BEGIN Records for processing

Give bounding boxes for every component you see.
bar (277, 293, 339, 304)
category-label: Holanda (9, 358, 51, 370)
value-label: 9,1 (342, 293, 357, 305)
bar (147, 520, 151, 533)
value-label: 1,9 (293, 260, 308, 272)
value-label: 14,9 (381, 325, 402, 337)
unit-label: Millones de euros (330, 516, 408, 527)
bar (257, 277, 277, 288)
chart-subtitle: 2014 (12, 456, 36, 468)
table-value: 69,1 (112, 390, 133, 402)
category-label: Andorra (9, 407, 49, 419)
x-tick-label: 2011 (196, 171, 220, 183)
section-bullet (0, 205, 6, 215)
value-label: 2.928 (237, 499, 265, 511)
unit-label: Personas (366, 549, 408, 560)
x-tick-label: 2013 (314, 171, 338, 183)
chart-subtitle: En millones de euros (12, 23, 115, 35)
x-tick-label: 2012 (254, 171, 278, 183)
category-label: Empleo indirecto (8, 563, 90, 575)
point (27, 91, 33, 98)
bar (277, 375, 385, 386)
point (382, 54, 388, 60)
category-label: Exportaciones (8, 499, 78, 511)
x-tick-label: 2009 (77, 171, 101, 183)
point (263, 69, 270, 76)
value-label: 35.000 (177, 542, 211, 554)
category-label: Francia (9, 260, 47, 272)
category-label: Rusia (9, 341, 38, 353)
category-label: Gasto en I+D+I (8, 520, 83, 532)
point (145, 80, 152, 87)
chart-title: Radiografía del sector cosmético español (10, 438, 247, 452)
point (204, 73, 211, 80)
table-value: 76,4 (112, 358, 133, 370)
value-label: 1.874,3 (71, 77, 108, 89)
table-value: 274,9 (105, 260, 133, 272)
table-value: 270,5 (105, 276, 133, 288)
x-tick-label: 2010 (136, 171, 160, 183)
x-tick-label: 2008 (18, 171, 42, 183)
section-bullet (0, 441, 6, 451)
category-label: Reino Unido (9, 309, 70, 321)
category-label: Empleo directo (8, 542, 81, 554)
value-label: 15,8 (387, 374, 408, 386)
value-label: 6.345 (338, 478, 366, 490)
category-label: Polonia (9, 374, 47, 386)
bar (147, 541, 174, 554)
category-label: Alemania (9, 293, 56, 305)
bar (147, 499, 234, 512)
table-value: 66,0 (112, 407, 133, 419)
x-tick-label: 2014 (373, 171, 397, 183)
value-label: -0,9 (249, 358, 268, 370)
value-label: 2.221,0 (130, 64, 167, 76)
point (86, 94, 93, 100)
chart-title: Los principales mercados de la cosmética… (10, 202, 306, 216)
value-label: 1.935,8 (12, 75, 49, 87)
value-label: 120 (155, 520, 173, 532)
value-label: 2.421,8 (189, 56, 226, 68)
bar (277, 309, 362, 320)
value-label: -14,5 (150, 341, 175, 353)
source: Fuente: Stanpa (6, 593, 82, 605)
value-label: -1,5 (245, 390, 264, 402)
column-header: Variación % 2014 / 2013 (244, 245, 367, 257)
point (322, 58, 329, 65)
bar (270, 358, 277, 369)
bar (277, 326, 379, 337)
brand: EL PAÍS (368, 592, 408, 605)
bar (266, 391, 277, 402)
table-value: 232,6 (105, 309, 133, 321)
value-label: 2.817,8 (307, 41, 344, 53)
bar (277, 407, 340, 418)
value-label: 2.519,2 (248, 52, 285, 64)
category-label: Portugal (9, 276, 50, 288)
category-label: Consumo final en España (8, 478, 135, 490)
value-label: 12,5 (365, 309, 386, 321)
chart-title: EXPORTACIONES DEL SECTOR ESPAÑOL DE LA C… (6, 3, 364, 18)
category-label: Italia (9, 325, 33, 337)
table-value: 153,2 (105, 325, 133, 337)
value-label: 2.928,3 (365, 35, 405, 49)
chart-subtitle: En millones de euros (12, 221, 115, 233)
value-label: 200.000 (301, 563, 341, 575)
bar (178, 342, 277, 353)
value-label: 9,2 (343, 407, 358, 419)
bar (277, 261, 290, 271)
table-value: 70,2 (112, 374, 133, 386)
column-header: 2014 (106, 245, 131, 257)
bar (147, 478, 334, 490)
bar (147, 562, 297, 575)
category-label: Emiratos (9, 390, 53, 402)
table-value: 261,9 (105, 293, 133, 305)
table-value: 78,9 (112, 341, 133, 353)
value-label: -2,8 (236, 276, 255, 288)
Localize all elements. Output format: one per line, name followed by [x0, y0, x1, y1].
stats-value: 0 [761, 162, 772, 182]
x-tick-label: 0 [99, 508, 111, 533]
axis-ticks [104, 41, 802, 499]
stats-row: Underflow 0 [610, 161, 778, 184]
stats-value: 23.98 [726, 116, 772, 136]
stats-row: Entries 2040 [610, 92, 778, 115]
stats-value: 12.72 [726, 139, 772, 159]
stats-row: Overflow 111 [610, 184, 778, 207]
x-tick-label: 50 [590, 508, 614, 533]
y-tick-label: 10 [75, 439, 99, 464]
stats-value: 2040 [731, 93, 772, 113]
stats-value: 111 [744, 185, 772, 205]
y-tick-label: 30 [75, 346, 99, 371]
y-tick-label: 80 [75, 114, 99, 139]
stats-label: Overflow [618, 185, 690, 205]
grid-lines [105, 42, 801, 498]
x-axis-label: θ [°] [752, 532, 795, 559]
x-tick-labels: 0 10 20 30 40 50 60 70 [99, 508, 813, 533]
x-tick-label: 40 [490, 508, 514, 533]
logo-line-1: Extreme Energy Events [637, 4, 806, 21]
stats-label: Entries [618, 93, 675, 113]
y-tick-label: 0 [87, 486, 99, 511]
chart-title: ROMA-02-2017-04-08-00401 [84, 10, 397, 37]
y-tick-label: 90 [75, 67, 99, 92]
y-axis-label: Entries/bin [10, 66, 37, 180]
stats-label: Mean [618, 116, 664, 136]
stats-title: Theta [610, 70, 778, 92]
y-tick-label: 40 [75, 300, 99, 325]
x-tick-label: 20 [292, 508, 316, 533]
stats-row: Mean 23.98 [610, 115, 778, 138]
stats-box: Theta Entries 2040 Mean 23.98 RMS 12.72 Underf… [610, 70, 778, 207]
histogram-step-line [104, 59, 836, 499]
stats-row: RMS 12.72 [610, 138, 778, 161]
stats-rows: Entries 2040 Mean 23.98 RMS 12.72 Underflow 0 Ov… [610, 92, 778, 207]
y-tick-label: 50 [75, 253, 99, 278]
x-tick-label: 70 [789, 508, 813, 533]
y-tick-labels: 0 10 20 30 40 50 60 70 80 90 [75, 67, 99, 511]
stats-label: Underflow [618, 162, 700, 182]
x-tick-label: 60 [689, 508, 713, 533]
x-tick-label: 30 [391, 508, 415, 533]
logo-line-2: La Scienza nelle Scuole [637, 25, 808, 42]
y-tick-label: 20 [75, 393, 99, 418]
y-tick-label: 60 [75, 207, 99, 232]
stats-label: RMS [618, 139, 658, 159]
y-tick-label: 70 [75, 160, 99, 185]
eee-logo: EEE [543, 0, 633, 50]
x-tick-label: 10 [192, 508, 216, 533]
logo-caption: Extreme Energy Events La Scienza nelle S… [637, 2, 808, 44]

END Records for processing

### What you should do
Rewrite all of the lines above as a numbered list, skipping any blank lines.

### Completed exercise
1. Give bounding boxes for every component you see.
2. bar (277, 293, 339, 304)
3. category-label: Holanda (9, 358, 51, 370)
4. value-label: 9,1 (342, 293, 357, 305)
5. bar (147, 520, 151, 533)
6. value-label: 1,9 (293, 260, 308, 272)
7. value-label: 14,9 (381, 325, 402, 337)
8. unit-label: Millones de euros (330, 516, 408, 527)
9. bar (257, 277, 277, 288)
10. chart-subtitle: 2014 (12, 456, 36, 468)
11. table-value: 69,1 (112, 390, 133, 402)
12. category-label: Andorra (9, 407, 49, 419)
13. x-tick-label: 2011 (196, 171, 220, 183)
14. section-bullet (0, 205, 6, 215)
15. value-label: 2.928 (237, 499, 265, 511)
16. unit-label: Personas (366, 549, 408, 560)
17. x-tick-label: 2013 (314, 171, 338, 183)
18. chart-subtitle: En millones de euros (12, 23, 115, 35)
19. x-tick-label: 2012 (254, 171, 278, 183)
20. category-label: Empleo indirecto (8, 563, 90, 575)
21. point (27, 91, 33, 98)
22. bar (277, 375, 385, 386)
23. point (382, 54, 388, 60)
24. category-label: Exportaciones (8, 499, 78, 511)
25. x-tick-label: 2009 (77, 171, 101, 183)
26. point (263, 69, 270, 76)
27. value-label: 35.000 (177, 542, 211, 554)
28. category-label: Francia (9, 260, 47, 272)
29. category-label: Rusia (9, 341, 38, 353)
30. category-label: Gasto en I+D+I (8, 520, 83, 532)
31. point (145, 80, 152, 87)
32. chart-title: Radiografía del sector cosmético español (10, 438, 247, 452)
33. point (204, 73, 211, 80)
34. table-value: 76,4 (112, 358, 133, 370)
35. value-label: 1.874,3 (71, 77, 108, 89)
36. table-value: 274,9 (105, 260, 133, 272)
37. table-value: 270,5 (105, 276, 133, 288)
38. x-tick-label: 2010 (136, 171, 160, 183)
39. x-tick-label: 2008 (18, 171, 42, 183)
40. section-bullet (0, 441, 6, 451)
41. category-label: Reino Unido (9, 309, 70, 321)
42. category-label: Empleo directo (8, 542, 81, 554)
43. value-label: 15,8 (387, 374, 408, 386)
44. value-label: 6.345 (338, 478, 366, 490)
45. category-label: Polonia (9, 374, 47, 386)
46. bar (147, 541, 174, 554)
47. category-label: Alemania (9, 293, 56, 305)
48. bar (147, 499, 234, 512)
49. table-value: 66,0 (112, 407, 133, 419)
50. x-tick-label: 2014 (373, 171, 397, 183)
51. value-label: -0,9 (249, 358, 268, 370)
52. value-label: 2.221,0 (130, 64, 167, 76)
53. point (86, 94, 93, 100)
54. chart-title: Los principales mercados de la cosmética… (10, 202, 306, 216)
55. value-label: 1.935,8 (12, 75, 49, 87)
56. value-label: 120 (155, 520, 173, 532)
57. value-label: 2.421,8 (189, 56, 226, 68)
58. bar (277, 309, 362, 320)
59. value-label: -14,5 (150, 341, 175, 353)
60. source: Fuente: Stanpa (6, 593, 82, 605)
61. value-label: -1,5 (245, 390, 264, 402)
62. column-header: Variación % 2014 / 2013 (244, 245, 367, 257)
63. point (322, 58, 329, 65)
64. bar (270, 358, 277, 369)
65. bar (277, 326, 379, 337)
66. brand: EL PAÍS (368, 592, 408, 605)
67. bar (266, 391, 277, 402)
68. table-value: 232,6 (105, 309, 133, 321)
69. value-label: 2.817,8 (307, 41, 344, 53)
70. bar (277, 407, 340, 418)
71. value-label: 2.519,2 (248, 52, 285, 64)
72. category-label: Portugal (9, 276, 50, 288)
73. category-label: Consumo final en España (8, 478, 135, 490)
74. value-label: 12,5 (365, 309, 386, 321)
75. chart-title: EXPORTACIONES DEL SECTOR ESPAÑOL DE LA C… (6, 3, 364, 18)
76. category-label: Italia (9, 325, 33, 337)
77. table-value: 153,2 (105, 325, 133, 337)
78. value-label: 2.928,3 (365, 35, 405, 49)
79. chart-subtitle: En millones de euros (12, 221, 115, 233)
80. value-label: 200.000 (301, 563, 341, 575)
81. bar (178, 342, 277, 353)
82. value-label: 9,2 (343, 407, 358, 419)
83. bar (277, 261, 290, 271)
84. table-value: 70,2 (112, 374, 133, 386)
85. column-header: 2014 (106, 245, 131, 257)
86. bar (147, 478, 334, 490)
87. bar (147, 562, 297, 575)
88. category-label: Emiratos (9, 390, 53, 402)
89. table-value: 261,9 (105, 293, 133, 305)
90. table-value: 78,9 (112, 341, 133, 353)
91. value-label: -2,8 (236, 276, 255, 288)
92. Localize all elements. Output format: one per line, name followed by [x0, y0, x1, y1].
93. stats-value: 0 [761, 162, 772, 182]
94. x-tick-label: 0 [99, 508, 111, 533]
95. axis-ticks [104, 41, 802, 499]
96. stats-row: Underflow 0 [610, 161, 778, 184]
97. stats-value: 23.98 [726, 116, 772, 136]
98. stats-row: Entries 2040 [610, 92, 778, 115]
99. stats-value: 12.72 [726, 139, 772, 159]
100. stats-row: Overflow 111 [610, 184, 778, 207]
101. x-tick-label: 50 [590, 508, 614, 533]
102. y-tick-label: 10 [75, 439, 99, 464]
103. stats-value: 2040 [731, 93, 772, 113]
104. stats-value: 111 [744, 185, 772, 205]
105. y-tick-label: 30 [75, 346, 99, 371]
106. y-tick-label: 80 [75, 114, 99, 139]
107. stats-label: Overflow [618, 185, 690, 205]
108. grid-lines [105, 42, 801, 498]
109. x-axis-label: θ [°] [752, 532, 795, 559]
110. x-tick-labels: 0 10 20 30 40 50 60 70 [99, 508, 813, 533]
111. x-tick-label: 40 [490, 508, 514, 533]
112. logo-line-1: Extreme Energy Events [637, 4, 806, 21]
113. stats-label: Entries [618, 93, 675, 113]
114. y-tick-label: 0 [87, 486, 99, 511]
115. chart-title: ROMA-02-2017-04-08-00401 [84, 10, 397, 37]
116. y-tick-label: 90 [75, 67, 99, 92]
117. y-axis-label: Entries/bin [10, 66, 37, 180]
118. stats-label: Mean [618, 116, 664, 136]
119. stats-title: Theta [610, 70, 778, 92]
120. y-tick-label: 40 [75, 300, 99, 325]
121. x-tick-label: 20 [292, 508, 316, 533]
122. stats-row: Mean 23.98 [610, 115, 778, 138]
123. stats-box: Theta Entries 2040 Mean 23.98 RMS 12.72 Underf… [610, 70, 778, 207]
124. histogram-step-line [104, 59, 836, 499]
125. stats-row: RMS 12.72 [610, 138, 778, 161]
126. stats-rows: Entries 2040 Mean 23.98 RMS 12.72 Underflow 0 Ov… [610, 92, 778, 207]
127. y-tick-label: 50 [75, 253, 99, 278]
128. x-tick-label: 70 [789, 508, 813, 533]
129. y-tick-labels: 0 10 20 30 40 50 60 70 80 90 [75, 67, 99, 511]
130. stats-label: Underflow [618, 162, 700, 182]
131. x-tick-label: 60 [689, 508, 713, 533]
132. x-tick-label: 30 [391, 508, 415, 533]
133. logo-line-2: La Scienza nelle Scuole [637, 25, 808, 42]
134. y-tick-label: 20 [75, 393, 99, 418]
135. y-tick-label: 60 [75, 207, 99, 232]
136. stats-label: RMS [618, 139, 658, 159]
137. y-tick-label: 70 [75, 160, 99, 185]
138. eee-logo: EEE [543, 0, 633, 50]
139. x-tick-label: 10 [192, 508, 216, 533]
140. logo-caption: Extreme Energy Events La Scienza nelle S… [637, 2, 808, 44]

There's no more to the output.